Reproduce every line of the records below, character for character, without changing or leaving out anything.

:::

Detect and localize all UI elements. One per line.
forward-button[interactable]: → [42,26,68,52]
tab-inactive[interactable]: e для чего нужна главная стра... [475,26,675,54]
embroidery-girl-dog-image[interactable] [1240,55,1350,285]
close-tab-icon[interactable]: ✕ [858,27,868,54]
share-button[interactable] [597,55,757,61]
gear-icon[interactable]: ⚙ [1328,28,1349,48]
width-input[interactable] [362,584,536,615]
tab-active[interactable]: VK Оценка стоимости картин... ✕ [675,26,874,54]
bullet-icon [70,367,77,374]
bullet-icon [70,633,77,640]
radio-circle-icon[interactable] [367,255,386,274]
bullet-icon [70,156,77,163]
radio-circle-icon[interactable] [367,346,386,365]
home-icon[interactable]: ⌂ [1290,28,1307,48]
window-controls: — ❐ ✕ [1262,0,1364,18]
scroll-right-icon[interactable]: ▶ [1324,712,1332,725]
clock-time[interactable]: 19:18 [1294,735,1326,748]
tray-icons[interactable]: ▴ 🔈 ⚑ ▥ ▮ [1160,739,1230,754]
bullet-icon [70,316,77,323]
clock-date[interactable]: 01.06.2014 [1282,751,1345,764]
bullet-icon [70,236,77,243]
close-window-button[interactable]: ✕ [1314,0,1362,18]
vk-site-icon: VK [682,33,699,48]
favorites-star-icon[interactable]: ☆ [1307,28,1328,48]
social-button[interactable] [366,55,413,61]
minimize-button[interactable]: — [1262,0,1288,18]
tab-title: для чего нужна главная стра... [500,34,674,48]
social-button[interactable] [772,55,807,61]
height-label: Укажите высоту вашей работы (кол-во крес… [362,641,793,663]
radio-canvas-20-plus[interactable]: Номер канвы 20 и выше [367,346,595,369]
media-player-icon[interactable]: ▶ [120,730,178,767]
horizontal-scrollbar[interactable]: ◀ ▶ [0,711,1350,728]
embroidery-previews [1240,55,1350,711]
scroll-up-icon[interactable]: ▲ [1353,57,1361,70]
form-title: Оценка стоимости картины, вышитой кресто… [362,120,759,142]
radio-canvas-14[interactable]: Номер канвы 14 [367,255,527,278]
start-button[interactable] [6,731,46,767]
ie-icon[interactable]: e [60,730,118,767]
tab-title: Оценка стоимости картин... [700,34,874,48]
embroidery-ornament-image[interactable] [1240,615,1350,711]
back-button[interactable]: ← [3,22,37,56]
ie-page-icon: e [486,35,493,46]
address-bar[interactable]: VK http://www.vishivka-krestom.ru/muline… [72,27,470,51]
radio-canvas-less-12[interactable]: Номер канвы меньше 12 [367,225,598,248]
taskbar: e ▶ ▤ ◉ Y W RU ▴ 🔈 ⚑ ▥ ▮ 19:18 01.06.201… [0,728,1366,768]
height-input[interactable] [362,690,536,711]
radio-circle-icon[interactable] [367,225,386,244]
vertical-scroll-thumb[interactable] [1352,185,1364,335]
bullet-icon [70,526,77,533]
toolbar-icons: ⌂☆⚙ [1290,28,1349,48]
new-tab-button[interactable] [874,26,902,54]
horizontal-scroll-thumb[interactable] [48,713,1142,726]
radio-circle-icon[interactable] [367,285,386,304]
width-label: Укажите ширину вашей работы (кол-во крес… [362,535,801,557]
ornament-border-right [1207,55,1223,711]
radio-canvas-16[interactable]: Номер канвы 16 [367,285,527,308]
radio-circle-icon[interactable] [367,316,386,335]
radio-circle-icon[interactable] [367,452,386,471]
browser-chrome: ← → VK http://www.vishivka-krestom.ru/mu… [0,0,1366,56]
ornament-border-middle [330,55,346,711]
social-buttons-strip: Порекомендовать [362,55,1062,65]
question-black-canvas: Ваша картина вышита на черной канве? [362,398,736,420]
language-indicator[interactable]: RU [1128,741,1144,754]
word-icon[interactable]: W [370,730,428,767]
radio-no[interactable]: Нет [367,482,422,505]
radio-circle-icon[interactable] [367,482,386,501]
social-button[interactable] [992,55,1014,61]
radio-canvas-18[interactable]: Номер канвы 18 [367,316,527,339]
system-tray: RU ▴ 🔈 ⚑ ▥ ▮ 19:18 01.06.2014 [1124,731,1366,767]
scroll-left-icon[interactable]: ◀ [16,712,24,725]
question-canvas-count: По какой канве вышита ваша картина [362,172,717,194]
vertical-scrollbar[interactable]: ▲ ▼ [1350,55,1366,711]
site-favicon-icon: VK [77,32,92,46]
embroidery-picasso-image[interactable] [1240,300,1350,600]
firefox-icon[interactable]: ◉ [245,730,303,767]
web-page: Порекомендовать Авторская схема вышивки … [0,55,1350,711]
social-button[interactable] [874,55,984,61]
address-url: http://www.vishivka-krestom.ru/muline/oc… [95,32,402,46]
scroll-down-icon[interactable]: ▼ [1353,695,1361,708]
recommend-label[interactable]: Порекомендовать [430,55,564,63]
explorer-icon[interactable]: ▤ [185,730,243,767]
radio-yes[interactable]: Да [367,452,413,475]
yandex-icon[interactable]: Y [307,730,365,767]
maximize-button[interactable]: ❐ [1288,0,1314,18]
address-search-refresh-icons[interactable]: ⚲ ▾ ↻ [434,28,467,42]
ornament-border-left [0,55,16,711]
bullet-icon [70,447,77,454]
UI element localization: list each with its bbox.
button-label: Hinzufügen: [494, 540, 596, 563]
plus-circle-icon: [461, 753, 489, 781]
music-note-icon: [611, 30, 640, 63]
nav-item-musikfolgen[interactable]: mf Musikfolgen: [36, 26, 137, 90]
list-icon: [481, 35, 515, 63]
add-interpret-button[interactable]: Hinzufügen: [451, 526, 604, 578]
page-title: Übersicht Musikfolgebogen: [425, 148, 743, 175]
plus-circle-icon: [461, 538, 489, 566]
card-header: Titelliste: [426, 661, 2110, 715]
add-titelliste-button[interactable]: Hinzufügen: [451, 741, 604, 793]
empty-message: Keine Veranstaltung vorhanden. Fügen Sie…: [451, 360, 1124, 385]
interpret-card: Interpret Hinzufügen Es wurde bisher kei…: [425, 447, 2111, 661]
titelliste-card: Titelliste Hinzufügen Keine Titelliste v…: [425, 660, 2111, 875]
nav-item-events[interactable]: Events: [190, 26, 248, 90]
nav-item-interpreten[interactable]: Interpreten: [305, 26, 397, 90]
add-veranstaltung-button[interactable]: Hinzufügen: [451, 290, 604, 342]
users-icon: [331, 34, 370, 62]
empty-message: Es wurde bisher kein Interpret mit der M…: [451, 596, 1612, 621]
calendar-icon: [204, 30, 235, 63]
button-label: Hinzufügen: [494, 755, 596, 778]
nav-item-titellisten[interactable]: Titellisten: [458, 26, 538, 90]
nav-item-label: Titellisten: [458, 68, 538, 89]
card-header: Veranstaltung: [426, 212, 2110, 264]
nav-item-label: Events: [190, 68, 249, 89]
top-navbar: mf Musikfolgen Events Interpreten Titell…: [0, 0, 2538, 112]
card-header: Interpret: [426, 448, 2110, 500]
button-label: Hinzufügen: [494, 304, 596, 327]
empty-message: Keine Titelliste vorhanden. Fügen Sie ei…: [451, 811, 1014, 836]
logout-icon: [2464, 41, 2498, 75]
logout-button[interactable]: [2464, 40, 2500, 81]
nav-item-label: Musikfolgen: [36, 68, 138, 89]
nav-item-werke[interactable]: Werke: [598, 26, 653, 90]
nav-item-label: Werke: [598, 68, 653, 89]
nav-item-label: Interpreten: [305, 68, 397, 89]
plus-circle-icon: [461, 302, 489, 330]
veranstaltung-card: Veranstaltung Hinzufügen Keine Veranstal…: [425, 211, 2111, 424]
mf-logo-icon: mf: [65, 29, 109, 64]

:::

▶ [Full answer]
Detect and localize all UI elements. One per line.
forward-button[interactable]: → [42,26,68,52]
tab-inactive[interactable]: e для чего нужна главная стра... [475,26,675,54]
embroidery-girl-dog-image[interactable] [1240,55,1350,285]
close-tab-icon[interactable]: ✕ [858,27,868,54]
share-button[interactable] [597,55,757,61]
gear-icon[interactable]: ⚙ [1328,28,1349,48]
width-input[interactable] [362,584,536,615]
tab-active[interactable]: VK Оценка стоимости картин... ✕ [675,26,874,54]
bullet-icon [70,367,77,374]
bullet-icon [70,633,77,640]
radio-circle-icon[interactable] [367,255,386,274]
bullet-icon [70,156,77,163]
radio-circle-icon[interactable] [367,346,386,365]
home-icon[interactable]: ⌂ [1290,28,1307,48]
window-controls: — ❐ ✕ [1262,0,1364,18]
scroll-right-icon[interactable]: ▶ [1324,712,1332,725]
clock-time[interactable]: 19:18 [1294,735,1326,748]
tray-icons[interactable]: ▴ 🔈 ⚑ ▥ ▮ [1160,739,1230,754]
bullet-icon [70,316,77,323]
clock-date[interactable]: 01.06.2014 [1282,751,1345,764]
bullet-icon [70,236,77,243]
close-window-button[interactable]: ✕ [1314,0,1362,18]
vk-site-icon: VK [682,33,699,48]
favorites-star-icon[interactable]: ☆ [1307,28,1328,48]
social-button[interactable] [366,55,413,61]
minimize-button[interactable]: — [1262,0,1288,18]
tab-title: для чего нужна главная стра... [500,34,674,48]
social-button[interactable] [772,55,807,61]
height-label: Укажите высоту вашей работы (кол-во крес… [362,641,793,663]
radio-canvas-20-plus[interactable]: Номер канвы 20 и выше [367,346,595,369]
media-player-icon[interactable]: ▶ [120,730,178,767]
horizontal-scrollbar[interactable]: ◀ ▶ [0,711,1350,728]
embroidery-previews [1240,55,1350,711]
scroll-up-icon[interactable]: ▲ [1353,57,1361,70]
form-title: Оценка стоимости картины, вышитой кресто… [362,120,759,142]
radio-canvas-14[interactable]: Номер канвы 14 [367,255,527,278]
start-button[interactable] [6,731,46,767]
ie-icon[interactable]: e [60,730,118,767]
tab-title: Оценка стоимости картин... [700,34,874,48]
embroidery-ornament-image[interactable] [1240,615,1350,711]
back-button[interactable]: ← [3,22,37,56]
ie-page-icon: e [486,35,493,46]
address-bar[interactable]: VK http://www.vishivka-krestom.ru/muline… [72,27,470,51]
radio-canvas-less-12[interactable]: Номер канвы меньше 12 [367,225,598,248]
taskbar: e ▶ ▤ ◉ Y W RU ▴ 🔈 ⚑ ▥ ▮ 19:18 01.06.201… [0,728,1366,768]
height-input[interactable] [362,690,536,711]
radio-circle-icon[interactable] [367,225,386,244]
vertical-scroll-thumb[interactable] [1352,185,1364,335]
bullet-icon [70,526,77,533]
toolbar-icons: ⌂☆⚙ [1290,28,1349,48]
new-tab-button[interactable] [874,26,902,54]
horizontal-scroll-thumb[interactable] [48,713,1142,726]
radio-circle-icon[interactable] [367,285,386,304]
width-label: Укажите ширину вашей работы (кол-во крес… [362,535,801,557]
ornament-border-right [1207,55,1223,711]
radio-canvas-16[interactable]: Номер канвы 16 [367,285,527,308]
radio-circle-icon[interactable] [367,316,386,335]
radio-circle-icon[interactable] [367,452,386,471]
browser-chrome: ← → VK http://www.vishivka-krestom.ru/mu… [0,0,1366,56]
ornament-border-middle [330,55,346,711]
social-buttons-strip: Порекомендовать [362,55,1062,65]
question-black-canvas: Ваша картина вышита на черной канве? [362,398,736,420]
language-indicator[interactable]: RU [1128,741,1144,754]
word-icon[interactable]: W [370,730,428,767]
radio-no[interactable]: Нет [367,482,422,505]
radio-circle-icon[interactable] [367,482,386,501]
social-button[interactable] [992,55,1014,61]
radio-canvas-18[interactable]: Номер канвы 18 [367,316,527,339]
system-tray: RU ▴ 🔈 ⚑ ▥ ▮ 19:18 01.06.2014 [1124,731,1366,767]
scroll-left-icon[interactable]: ◀ [16,712,24,725]
question-canvas-count: По какой канве вышита ваша картина [362,172,717,194]
vertical-scrollbar[interactable]: ▲ ▼ [1350,55,1366,711]
site-favicon-icon: VK [77,32,92,46]
embroidery-picasso-image[interactable] [1240,300,1350,600]
firefox-icon[interactable]: ◉ [245,730,303,767]
web-page: Порекомендовать Авторская схема вышивки … [0,55,1350,711]
social-button[interactable] [874,55,984,61]
address-url: http://www.vishivka-krestom.ru/muline/oc… [95,32,402,46]
scroll-down-icon[interactable]: ▼ [1353,695,1361,708]
recommend-label[interactable]: Порекомендовать [430,55,564,63]
explorer-icon[interactable]: ▤ [185,730,243,767]
radio-yes[interactable]: Да [367,452,413,475]
yandex-icon[interactable]: Y [307,730,365,767]
maximize-button[interactable]: ❐ [1288,0,1314,18]
address-search-refresh-icons[interactable]: ⚲ ▾ ↻ [434,28,467,42]
ornament-border-left [0,55,16,711]
bullet-icon [70,447,77,454]
UI element localization: list each with its bbox.
button-label: Hinzufügen: [494, 540, 596, 563]
plus-circle-icon: [461, 753, 489, 781]
music-note-icon: [611, 30, 640, 63]
nav-item-musikfolgen[interactable]: mf Musikfolgen: [36, 26, 137, 90]
list-icon: [481, 35, 515, 63]
add-interpret-button[interactable]: Hinzufügen: [451, 526, 604, 578]
page-title: Übersicht Musikfolgebogen: [425, 148, 743, 175]
plus-circle-icon: [461, 538, 489, 566]
card-header: Titelliste: [426, 661, 2110, 715]
add-titelliste-button[interactable]: Hinzufügen: [451, 741, 604, 793]
empty-message: Keine Veranstaltung vorhanden. Fügen Sie…: [451, 360, 1124, 385]
interpret-card: Interpret Hinzufügen Es wurde bisher kei…: [425, 447, 2111, 661]
titelliste-card: Titelliste Hinzufügen Keine Titelliste v…: [425, 660, 2111, 875]
nav-item-events[interactable]: Events: [190, 26, 248, 90]
nav-item-interpreten[interactable]: Interpreten: [305, 26, 397, 90]
add-veranstaltung-button[interactable]: Hinzufügen: [451, 290, 604, 342]
users-icon: [331, 34, 370, 62]
empty-message: Es wurde bisher kein Interpret mit der M…: [451, 596, 1612, 621]
calendar-icon: [204, 30, 235, 63]
button-label: Hinzufügen: [494, 755, 596, 778]
nav-item-titellisten[interactable]: Titellisten: [458, 26, 538, 90]
nav-item-label: Titellisten: [458, 68, 538, 89]
card-header: Veranstaltung: [426, 212, 2110, 264]
nav-item-label: Events: [190, 68, 249, 89]
top-navbar: mf Musikfolgen Events Interpreten Titell…: [0, 0, 2538, 112]
card-header: Interpret: [426, 448, 2110, 500]
button-label: Hinzufügen: [494, 304, 596, 327]
empty-message: Keine Titelliste vorhanden. Fügen Sie ei…: [451, 811, 1014, 836]
logout-icon: [2464, 41, 2498, 75]
logout-button[interactable]: [2464, 40, 2500, 81]
nav-item-label: Musikfolgen: [36, 68, 138, 89]
nav-item-werke[interactable]: Werke: [598, 26, 653, 90]
nav-item-label: Werke: [598, 68, 653, 89]
nav-item-label: Interpreten: [305, 68, 397, 89]
plus-circle-icon: [461, 302, 489, 330]
veranstaltung-card: Veranstaltung Hinzufügen Keine Veranstal…: [425, 211, 2111, 424]
mf-logo-icon: mf: [65, 29, 109, 64]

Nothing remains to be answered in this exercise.